-- start RECORDS FOR PROCESSING --

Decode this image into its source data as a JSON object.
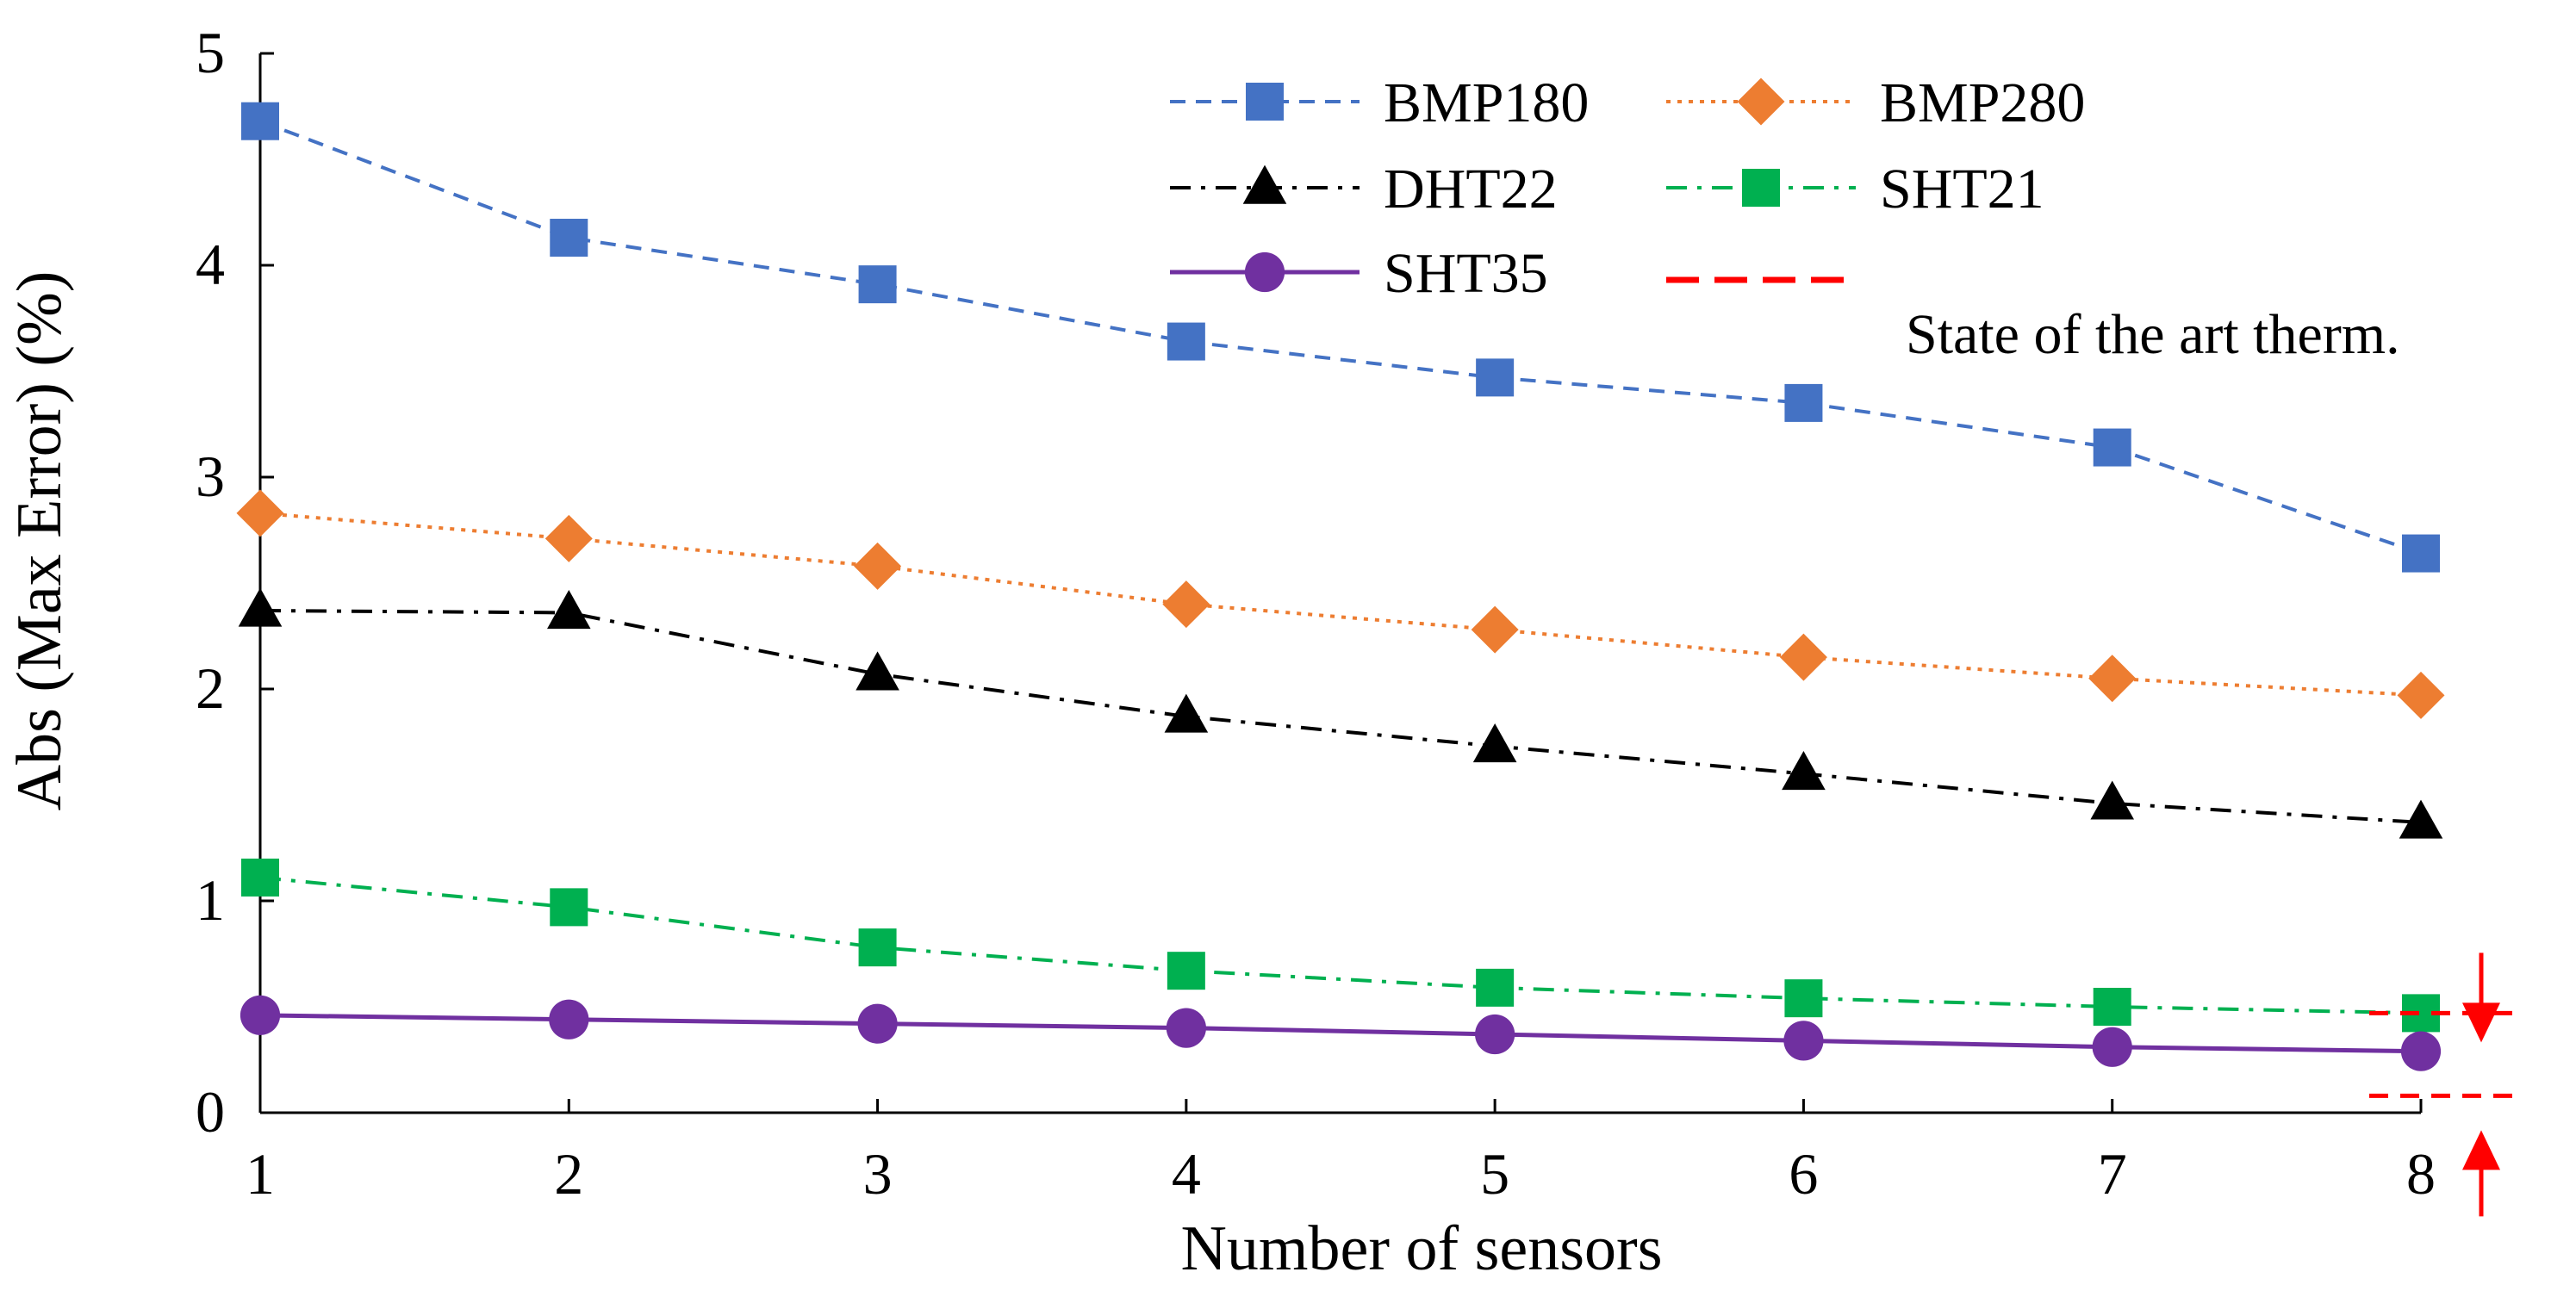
{
  "chart_data": {
    "type": "line",
    "title": "",
    "xlabel": "Number of sensors",
    "ylabel": "Abs (Max Error) (%)",
    "x": [
      1,
      2,
      3,
      4,
      5,
      6,
      7,
      8
    ],
    "xlim": [
      1,
      8
    ],
    "ylim": [
      0,
      5
    ],
    "xticks": [
      "1",
      "2",
      "3",
      "4",
      "5",
      "6",
      "7",
      "8"
    ],
    "yticks": [
      "0",
      "1",
      "2",
      "3",
      "4",
      "5"
    ],
    "grid": false,
    "legend_position": "top-right",
    "series": [
      {
        "name": "BMP180",
        "color": "#4472C4",
        "marker": "square",
        "dash": "dashed",
        "values": [
          4.68,
          4.13,
          3.91,
          3.64,
          3.47,
          3.35,
          3.14,
          2.64
        ]
      },
      {
        "name": "BMP280",
        "color": "#ED7D31",
        "marker": "diamond",
        "dash": "dotted",
        "values": [
          2.83,
          2.71,
          2.58,
          2.4,
          2.28,
          2.15,
          2.05,
          1.97
        ]
      },
      {
        "name": "DHT22",
        "color": "#000000",
        "marker": "triangle",
        "dash": "dashdot",
        "values": [
          2.37,
          2.36,
          2.07,
          1.87,
          1.73,
          1.6,
          1.46,
          1.37
        ]
      },
      {
        "name": "SHT21",
        "color": "#00B050",
        "marker": "square",
        "dash": "dashdot",
        "values": [
          1.11,
          0.97,
          0.78,
          0.67,
          0.59,
          0.54,
          0.5,
          0.47
        ]
      },
      {
        "name": "SHT35",
        "color": "#7030A0",
        "marker": "circle",
        "dash": "solid",
        "values": [
          0.46,
          0.44,
          0.42,
          0.4,
          0.37,
          0.34,
          0.31,
          0.29
        ]
      }
    ],
    "reference": {
      "name": "State of the art therm.",
      "color": "#FF0000",
      "dash": "dashed",
      "band": [
        0.08,
        0.47
      ]
    }
  }
}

-- end RECORDS FOR PROCESSING --

→ **GIVEN REQUEST**: Transcribe the records verbatim and omit the images.

→ **ANSWER**:
Decode this image into its source data as a JSON object.
{
  "chart_data": {
    "type": "line",
    "title": "",
    "xlabel": "Number of sensors",
    "ylabel": "Abs (Max Error) (%)",
    "x": [
      1,
      2,
      3,
      4,
      5,
      6,
      7,
      8
    ],
    "xlim": [
      1,
      8
    ],
    "ylim": [
      0,
      5
    ],
    "xticks": [
      "1",
      "2",
      "3",
      "4",
      "5",
      "6",
      "7",
      "8"
    ],
    "yticks": [
      "0",
      "1",
      "2",
      "3",
      "4",
      "5"
    ],
    "grid": false,
    "legend_position": "top-right",
    "series": [
      {
        "name": "BMP180",
        "color": "#4472C4",
        "marker": "square",
        "dash": "dashed",
        "values": [
          4.68,
          4.13,
          3.91,
          3.64,
          3.47,
          3.35,
          3.14,
          2.64
        ]
      },
      {
        "name": "BMP280",
        "color": "#ED7D31",
        "marker": "diamond",
        "dash": "dotted",
        "values": [
          2.83,
          2.71,
          2.58,
          2.4,
          2.28,
          2.15,
          2.05,
          1.97
        ]
      },
      {
        "name": "DHT22",
        "color": "#000000",
        "marker": "triangle",
        "dash": "dashdot",
        "values": [
          2.37,
          2.36,
          2.07,
          1.87,
          1.73,
          1.6,
          1.46,
          1.37
        ]
      },
      {
        "name": "SHT21",
        "color": "#00B050",
        "marker": "square",
        "dash": "dashdot",
        "values": [
          1.11,
          0.97,
          0.78,
          0.67,
          0.59,
          0.54,
          0.5,
          0.47
        ]
      },
      {
        "name": "SHT35",
        "color": "#7030A0",
        "marker": "circle",
        "dash": "solid",
        "values": [
          0.46,
          0.44,
          0.42,
          0.4,
          0.37,
          0.34,
          0.31,
          0.29
        ]
      }
    ],
    "reference": {
      "name": "State of the art therm.",
      "color": "#FF0000",
      "dash": "dashed",
      "band": [
        0.08,
        0.47
      ]
    }
  }
}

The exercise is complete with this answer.